(Dataset items)
◇ ◇ ◇ ◇ ◇

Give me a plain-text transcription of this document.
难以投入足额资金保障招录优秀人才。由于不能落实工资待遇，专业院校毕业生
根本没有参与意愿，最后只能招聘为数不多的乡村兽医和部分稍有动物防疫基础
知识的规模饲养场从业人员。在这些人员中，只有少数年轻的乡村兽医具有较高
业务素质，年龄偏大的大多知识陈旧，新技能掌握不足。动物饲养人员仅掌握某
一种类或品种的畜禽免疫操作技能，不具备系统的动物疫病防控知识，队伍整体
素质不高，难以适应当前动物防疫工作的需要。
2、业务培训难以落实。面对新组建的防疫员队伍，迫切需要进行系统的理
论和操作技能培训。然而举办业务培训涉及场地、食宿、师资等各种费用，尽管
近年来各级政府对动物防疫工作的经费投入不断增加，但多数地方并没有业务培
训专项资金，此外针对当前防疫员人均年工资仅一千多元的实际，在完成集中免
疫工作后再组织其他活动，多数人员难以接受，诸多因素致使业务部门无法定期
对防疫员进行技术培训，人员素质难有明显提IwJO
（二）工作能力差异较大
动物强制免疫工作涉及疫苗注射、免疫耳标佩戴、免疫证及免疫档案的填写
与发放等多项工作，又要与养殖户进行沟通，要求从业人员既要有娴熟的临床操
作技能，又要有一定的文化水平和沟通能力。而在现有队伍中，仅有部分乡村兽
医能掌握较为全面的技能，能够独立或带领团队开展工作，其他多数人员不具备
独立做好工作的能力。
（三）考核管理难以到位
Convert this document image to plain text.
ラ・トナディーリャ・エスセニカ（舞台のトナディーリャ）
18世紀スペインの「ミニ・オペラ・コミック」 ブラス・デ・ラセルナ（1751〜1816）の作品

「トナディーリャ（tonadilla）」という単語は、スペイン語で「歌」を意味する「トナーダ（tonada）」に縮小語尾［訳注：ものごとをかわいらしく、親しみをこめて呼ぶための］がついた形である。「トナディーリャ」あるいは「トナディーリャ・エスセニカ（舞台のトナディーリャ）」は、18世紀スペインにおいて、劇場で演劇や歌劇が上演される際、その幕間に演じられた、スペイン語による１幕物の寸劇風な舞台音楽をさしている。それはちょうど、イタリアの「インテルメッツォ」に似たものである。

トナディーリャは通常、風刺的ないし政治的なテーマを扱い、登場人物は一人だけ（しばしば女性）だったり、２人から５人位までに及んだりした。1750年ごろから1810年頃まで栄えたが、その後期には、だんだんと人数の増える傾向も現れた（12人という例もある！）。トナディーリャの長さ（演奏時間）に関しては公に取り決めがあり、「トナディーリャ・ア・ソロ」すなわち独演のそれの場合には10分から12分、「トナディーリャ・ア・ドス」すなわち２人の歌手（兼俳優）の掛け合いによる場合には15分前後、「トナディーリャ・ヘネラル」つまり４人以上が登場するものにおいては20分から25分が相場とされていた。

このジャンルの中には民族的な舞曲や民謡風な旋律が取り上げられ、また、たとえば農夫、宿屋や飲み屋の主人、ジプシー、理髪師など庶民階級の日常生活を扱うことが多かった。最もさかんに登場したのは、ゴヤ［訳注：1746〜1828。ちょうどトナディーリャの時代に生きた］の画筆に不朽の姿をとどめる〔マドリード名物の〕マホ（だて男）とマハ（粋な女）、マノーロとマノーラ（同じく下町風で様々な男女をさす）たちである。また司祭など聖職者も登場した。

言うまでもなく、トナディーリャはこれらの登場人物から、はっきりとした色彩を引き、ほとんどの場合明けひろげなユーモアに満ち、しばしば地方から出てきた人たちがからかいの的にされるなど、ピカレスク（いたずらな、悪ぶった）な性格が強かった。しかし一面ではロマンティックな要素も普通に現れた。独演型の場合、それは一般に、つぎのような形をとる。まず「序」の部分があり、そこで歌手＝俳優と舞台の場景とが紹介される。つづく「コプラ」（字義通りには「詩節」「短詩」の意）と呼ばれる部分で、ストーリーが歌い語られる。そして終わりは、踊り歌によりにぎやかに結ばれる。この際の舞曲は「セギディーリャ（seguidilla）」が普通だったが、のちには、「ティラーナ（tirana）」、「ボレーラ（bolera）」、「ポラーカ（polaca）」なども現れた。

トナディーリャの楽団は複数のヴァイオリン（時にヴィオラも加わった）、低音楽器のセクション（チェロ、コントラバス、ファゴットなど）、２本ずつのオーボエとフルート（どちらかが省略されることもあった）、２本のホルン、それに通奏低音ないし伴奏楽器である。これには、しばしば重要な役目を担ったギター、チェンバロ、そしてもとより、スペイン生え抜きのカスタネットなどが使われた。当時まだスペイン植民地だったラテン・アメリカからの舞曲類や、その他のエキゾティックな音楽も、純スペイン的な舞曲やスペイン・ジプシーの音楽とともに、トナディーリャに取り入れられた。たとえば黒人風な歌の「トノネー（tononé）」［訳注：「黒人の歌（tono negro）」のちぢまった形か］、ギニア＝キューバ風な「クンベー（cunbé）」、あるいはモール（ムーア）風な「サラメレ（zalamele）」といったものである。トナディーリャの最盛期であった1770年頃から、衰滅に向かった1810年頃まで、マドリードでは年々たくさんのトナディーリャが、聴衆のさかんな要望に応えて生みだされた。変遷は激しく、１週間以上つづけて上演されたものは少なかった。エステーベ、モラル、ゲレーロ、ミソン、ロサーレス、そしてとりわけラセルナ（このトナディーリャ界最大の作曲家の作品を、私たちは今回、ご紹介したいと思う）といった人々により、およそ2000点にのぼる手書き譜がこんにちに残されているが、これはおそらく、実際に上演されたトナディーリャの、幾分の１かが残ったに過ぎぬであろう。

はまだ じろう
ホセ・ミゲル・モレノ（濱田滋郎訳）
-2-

◇ ◇ ◇ ◇ ◇

STATED GOAL » Restate every line of the data word for word.

EXERCISE RESULT »
Give me a plain-text transcription of this document.
难以投入足额资金保障招录优秀人才。由于不能落实工资待遇，专业院校毕业生
根本没有参与意愿，最后只能招聘为数不多的乡村兽医和部分稍有动物防疫基础
知识的规模饲养场从业人员。在这些人员中，只有少数年轻的乡村兽医具有较高
业务素质，年龄偏大的大多知识陈旧，新技能掌握不足。动物饲养人员仅掌握某
一种类或品种的畜禽免疫操作技能，不具备系统的动物疫病防控知识，队伍整体
素质不高，难以适应当前动物防疫工作的需要。
2、业务培训难以落实。面对新组建的防疫员队伍，迫切需要进行系统的理
论和操作技能培训。然而举办业务培训涉及场地、食宿、师资等各种费用，尽管
近年来各级政府对动物防疫工作的经费投入不断增加，但多数地方并没有业务培
训专项资金，此外针对当前防疫员人均年工资仅一千多元的实际，在完成集中免
疫工作后再组织其他活动，多数人员难以接受，诸多因素致使业务部门无法定期
对防疫员进行技术培训，人员素质难有明显提IwJO
（二）工作能力差异较大
动物强制免疫工作涉及疫苗注射、免疫耳标佩戴、免疫证及免疫档案的填写
与发放等多项工作，又要与养殖户进行沟通，要求从业人员既要有娴熟的临床操
作技能，又要有一定的文化水平和沟通能力。而在现有队伍中，仅有部分乡村兽
医能掌握较为全面的技能，能够独立或带领团队开展工作，其他多数人员不具备
独立做好工作的能力。
（三）考核管理难以到位
Convert this document image to plain text.
ラ・トナディーリャ・エスセニカ（舞台のトナディーリャ）
18世紀スペインの「ミニ・オペラ・コミック」 ブラス・デ・ラセルナ（1751〜1816）の作品

「トナディーリャ（tonadilla）」という単語は、スペイン語で「歌」を意味する「トナーダ（tonada）」に縮小語尾［訳注：ものごとをかわいらしく、親しみをこめて呼ぶための］がついた形である。「トナディーリャ」あるいは「トナディーリャ・エスセニカ（舞台のトナディーリャ）」は、18世紀スペインにおいて、劇場で演劇や歌劇が上演される際、その幕間に演じられた、スペイン語による１幕物の寸劇風な舞台音楽をさしている。それはちょうど、イタリアの「インテルメッツォ」に似たものである。

トナディーリャは通常、風刺的ないし政治的なテーマを扱い、登場人物は一人だけ（しばしば女性）だったり、２人から５人位までに及んだりした。1750年ごろから1810年頃まで栄えたが、その後期には、だんだんと人数の増える傾向も現れた（12人という例もある！）。トナディーリャの長さ（演奏時間）に関しては公に取り決めがあり、「トナディーリャ・ア・ソロ」すなわち独演のそれの場合には10分から12分、「トナディーリャ・ア・ドス」すなわち２人の歌手（兼俳優）の掛け合いによる場合には15分前後、「トナディーリャ・ヘネラル」つまり４人以上が登場するものにおいては20分から25分が相場とされていた。

このジャンルの中には民族的な舞曲や民謡風な旋律が取り上げられ、また、たとえば農夫、宿屋や飲み屋の主人、ジプシー、理髪師など庶民階級の日常生活を扱うことが多かった。最もさかんに登場したのは、ゴヤ［訳注：1746〜1828。ちょうどトナディーリャの時代に生きた］の画筆に不朽の姿をとどめる〔マドリード名物の〕マホ（だて男）とマハ（粋な女）、マノーロとマノーラ（同じく下町風で様々な男女をさす）たちである。また司祭など聖職者も登場した。

言うまでもなく、トナディーリャはこれらの登場人物から、はっきりとした色彩を引き、ほとんどの場合明けひろげなユーモアに満ち、しばしば地方から出てきた人たちがからかいの的にされるなど、ピカレスク（いたずらな、悪ぶった）な性格が強かった。しかし一面ではロマンティックな要素も普通に現れた。独演型の場合、それは一般に、つぎのような形をとる。まず「序」の部分があり、そこで歌手＝俳優と舞台の場景とが紹介される。つづく「コプラ」（字義通りには「詩節」「短詩」の意）と呼ばれる部分で、ストーリーが歌い語られる。そして終わりは、踊り歌によりにぎやかに結ばれる。この際の舞曲は「セギディーリャ（seguidilla）」が普通だったが、のちには、「ティラーナ（tirana）」、「ボレーラ（bolera）」、「ポラーカ（polaca）」なども現れた。

トナディーリャの楽団は複数のヴァイオリン（時にヴィオラも加わった）、低音楽器のセクション（チェロ、コントラバス、ファゴットなど）、２本ずつのオーボエとフルート（どちらかが省略されることもあった）、２本のホルン、それに通奏低音ないし伴奏楽器である。これには、しばしば重要な役目を担ったギター、チェンバロ、そしてもとより、スペイン生え抜きのカスタネットなどが使われた。当時まだスペイン植民地だったラテン・アメリカからの舞曲類や、その他のエキゾティックな音楽も、純スペイン的な舞曲やスペイン・ジプシーの音楽とともに、トナディーリャに取り入れられた。たとえば黒人風な歌の「トノネー（tononé）」［訳注：「黒人の歌（tono negro）」のちぢまった形か］、ギニア＝キューバ風な「クンベー（cunbé）」、あるいはモール（ムーア）風な「サラメレ（zalamele）」といったものである。トナディーリャの最盛期であった1770年頃から、衰滅に向かった1810年頃まで、マドリードでは年々たくさんのトナディーリャが、聴衆のさかんな要望に応えて生みだされた。変遷は激しく、１週間以上つづけて上演されたものは少なかった。エステーベ、モラル、ゲレーロ、ミソン、ロサーレス、そしてとりわけラセルナ（このトナディーリャ界最大の作曲家の作品を、私たちは今回、ご紹介したいと思う）といった人々により、およそ2000点にのぼる手書き譜がこんにちに残されているが、これはおそらく、実際に上演されたトナディーリャの、幾分の１かが残ったに過ぎぬであろう。

はまだ じろう
ホセ・ミゲル・モレノ（濱田滋郎訳）
-2-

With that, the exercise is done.